-- Begin Records shown --
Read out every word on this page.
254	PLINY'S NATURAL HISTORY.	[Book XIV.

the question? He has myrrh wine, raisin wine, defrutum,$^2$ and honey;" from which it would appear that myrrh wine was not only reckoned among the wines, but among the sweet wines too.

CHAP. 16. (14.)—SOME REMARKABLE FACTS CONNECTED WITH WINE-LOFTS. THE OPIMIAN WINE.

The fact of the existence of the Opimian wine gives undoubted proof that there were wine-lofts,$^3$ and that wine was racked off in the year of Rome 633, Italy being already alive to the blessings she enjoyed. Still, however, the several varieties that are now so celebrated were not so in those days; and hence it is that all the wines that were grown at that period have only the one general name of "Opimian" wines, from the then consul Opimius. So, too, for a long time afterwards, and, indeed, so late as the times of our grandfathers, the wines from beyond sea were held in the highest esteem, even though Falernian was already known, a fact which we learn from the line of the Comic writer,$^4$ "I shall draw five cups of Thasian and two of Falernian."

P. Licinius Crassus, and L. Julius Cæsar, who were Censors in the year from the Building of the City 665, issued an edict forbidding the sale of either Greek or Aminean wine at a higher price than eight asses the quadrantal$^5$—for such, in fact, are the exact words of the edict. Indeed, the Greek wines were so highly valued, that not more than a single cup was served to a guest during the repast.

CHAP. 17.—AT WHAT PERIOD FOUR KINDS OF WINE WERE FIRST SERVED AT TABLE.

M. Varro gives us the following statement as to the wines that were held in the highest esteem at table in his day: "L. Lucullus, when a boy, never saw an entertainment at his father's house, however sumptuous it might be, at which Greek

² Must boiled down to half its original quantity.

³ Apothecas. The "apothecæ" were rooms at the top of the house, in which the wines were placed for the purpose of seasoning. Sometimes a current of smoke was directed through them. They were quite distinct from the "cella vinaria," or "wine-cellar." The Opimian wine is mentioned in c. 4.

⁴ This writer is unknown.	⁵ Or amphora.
-- End Records shown --
* Goal of the exercise
Using the records above, copy every line that has the word "house" in it.

* Worked answer
M. Varro gives us the following statement as to the wines that were held in the highest esteem at table in his day: "L. Lucullus, when a boy, never saw an entertainment at his father's house, however sumptuous it might be, at which Greek
³ Apothecas. The "apothecæ" were rooms at the top of the house, in which the wines were placed for the purpose of seasoning. Sometimes a current of smoke was directed through them. They were quite distinct from the "cella vinaria," or "wine-cellar." The Opimian wine is mentioned in c. 4.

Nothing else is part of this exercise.